=== SHORT EXERCISE ===
Drop every picture, then transcribe the remaining data exactly.

=== RECORDS SHOWN ===

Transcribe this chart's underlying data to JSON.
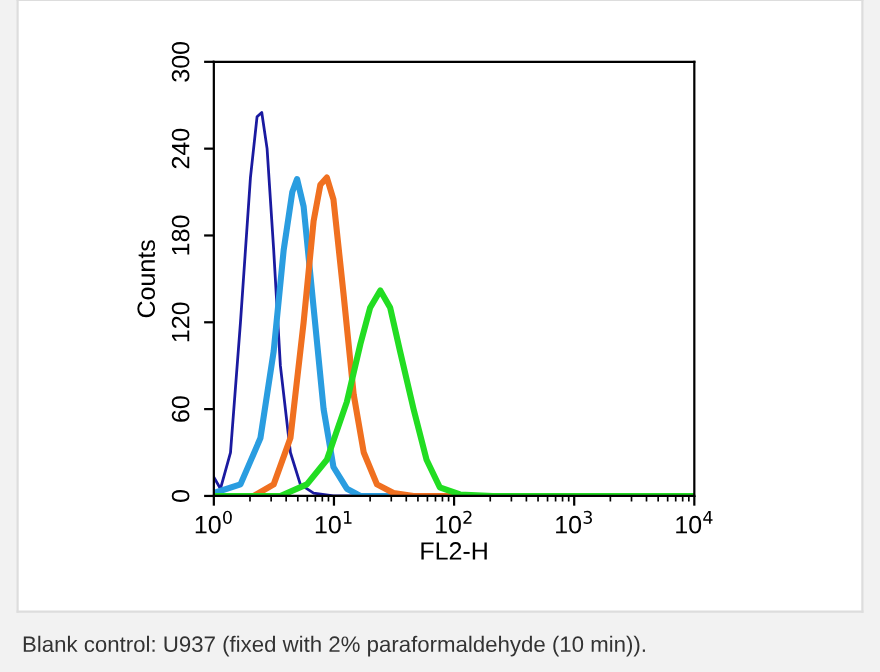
{
  "chart_data": {
    "type": "line",
    "xlabel": "FL2-H",
    "ylabel": "Counts",
    "log": "x",
    "xlim": [
      1,
      10000
    ],
    "xticks": [
      {
        "value": 1,
        "label": "10$^{0}$"
      },
      {
        "value": 10,
        "label": "10$^{1}$"
      },
      {
        "value": 100,
        "label": "10$^{2}$"
      },
      {
        "value": 1000,
        "label": "10$^{3}$"
      },
      {
        "value": 10000,
        "label": "10$^{4}$"
      }
    ],
    "ylim": [
      0,
      300
    ],
    "yticks": [
      0,
      60,
      120,
      180,
      240,
      300
    ],
    "grid": false,
    "marker": "none",
    "line_style": "solid",
    "series": [
      {
        "color": "#1a1aa0",
        "x": [
          1,
          1.136,
          1.376,
          1.666,
          2.017,
          2.289,
          2.506,
          2.775,
          3.149,
          3.58,
          4.34,
          5.25,
          6.77,
          9.9,
          10000
        ],
        "values": [
          13,
          5,
          30,
          120,
          220,
          262,
          265,
          240,
          170,
          90,
          30,
          8,
          2,
          0,
          0
        ]
      },
      {
        "color": "#2a9de0",
        "x": [
          1,
          1.666,
          2.443,
          3.149,
          3.815,
          4.5,
          4.93,
          5.59,
          6.77,
          8.2,
          9.9,
          12.8,
          16.6,
          10000
        ],
        "values": [
          2,
          8,
          40,
          100,
          170,
          210,
          219,
          200,
          130,
          60,
          20,
          5,
          0,
          0
        ]
      },
      {
        "color": "#f07020",
        "x": [
          1,
          2.15,
          3.15,
          4.34,
          5.59,
          6.77,
          7.7,
          8.73,
          9.9,
          12.0,
          14.6,
          17.7,
          22.8,
          31.3,
          46,
          10000
        ],
        "values": [
          0,
          0,
          8,
          40,
          120,
          190,
          215,
          220,
          205,
          140,
          70,
          30,
          8,
          2,
          0,
          0
        ]
      },
      {
        "color": "#22dd22",
        "x": [
          1,
          3.58,
          5.95,
          8.73,
          12.8,
          16.6,
          20.0,
          24.3,
          29.4,
          35.5,
          46,
          59,
          76,
          112,
          211,
          10000
        ],
        "values": [
          0,
          0,
          8,
          25,
          65,
          105,
          130,
          142,
          130,
          100,
          60,
          25,
          6,
          1,
          0,
          0
        ]
      }
    ],
    "annotations": [
      "Blank control: U937 (fixed with 2% paraformaldehyde (10 min))."
    ]
  }
}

=== EXERCISE SOLUTION ===
Transcribe this chart's underlying data to JSON.
{
  "chart_data": {
    "type": "line",
    "xlabel": "FL2-H",
    "ylabel": "Counts",
    "log": "x",
    "xlim": [
      1,
      10000
    ],
    "xticks": [
      {
        "value": 1,
        "label": "10$^{0}$"
      },
      {
        "value": 10,
        "label": "10$^{1}$"
      },
      {
        "value": 100,
        "label": "10$^{2}$"
      },
      {
        "value": 1000,
        "label": "10$^{3}$"
      },
      {
        "value": 10000,
        "label": "10$^{4}$"
      }
    ],
    "ylim": [
      0,
      300
    ],
    "yticks": [
      0,
      60,
      120,
      180,
      240,
      300
    ],
    "grid": false,
    "marker": "none",
    "line_style": "solid",
    "series": [
      {
        "color": "#1a1aa0",
        "x": [
          1,
          1.136,
          1.376,
          1.666,
          2.017,
          2.289,
          2.506,
          2.775,
          3.149,
          3.58,
          4.34,
          5.25,
          6.77,
          9.9,
          10000
        ],
        "values": [
          13,
          5,
          30,
          120,
          220,
          262,
          265,
          240,
          170,
          90,
          30,
          8,
          2,
          0,
          0
        ]
      },
      {
        "color": "#2a9de0",
        "x": [
          1,
          1.666,
          2.443,
          3.149,
          3.815,
          4.5,
          4.93,
          5.59,
          6.77,
          8.2,
          9.9,
          12.8,
          16.6,
          10000
        ],
        "values": [
          2,
          8,
          40,
          100,
          170,
          210,
          219,
          200,
          130,
          60,
          20,
          5,
          0,
          0
        ]
      },
      {
        "color": "#f07020",
        "x": [
          1,
          2.15,
          3.15,
          4.34,
          5.59,
          6.77,
          7.7,
          8.73,
          9.9,
          12.0,
          14.6,
          17.7,
          22.8,
          31.3,
          46,
          10000
        ],
        "values": [
          0,
          0,
          8,
          40,
          120,
          190,
          215,
          220,
          205,
          140,
          70,
          30,
          8,
          2,
          0,
          0
        ]
      },
      {
        "color": "#22dd22",
        "x": [
          1,
          3.58,
          5.95,
          8.73,
          12.8,
          16.6,
          20.0,
          24.3,
          29.4,
          35.5,
          46,
          59,
          76,
          112,
          211,
          10000
        ],
        "values": [
          0,
          0,
          8,
          25,
          65,
          105,
          130,
          142,
          130,
          100,
          60,
          25,
          6,
          1,
          0,
          0
        ]
      }
    ],
    "annotations": [
      "Blank control: U937 (fixed with 2% paraformaldehyde (10 min))."
    ]
  }
}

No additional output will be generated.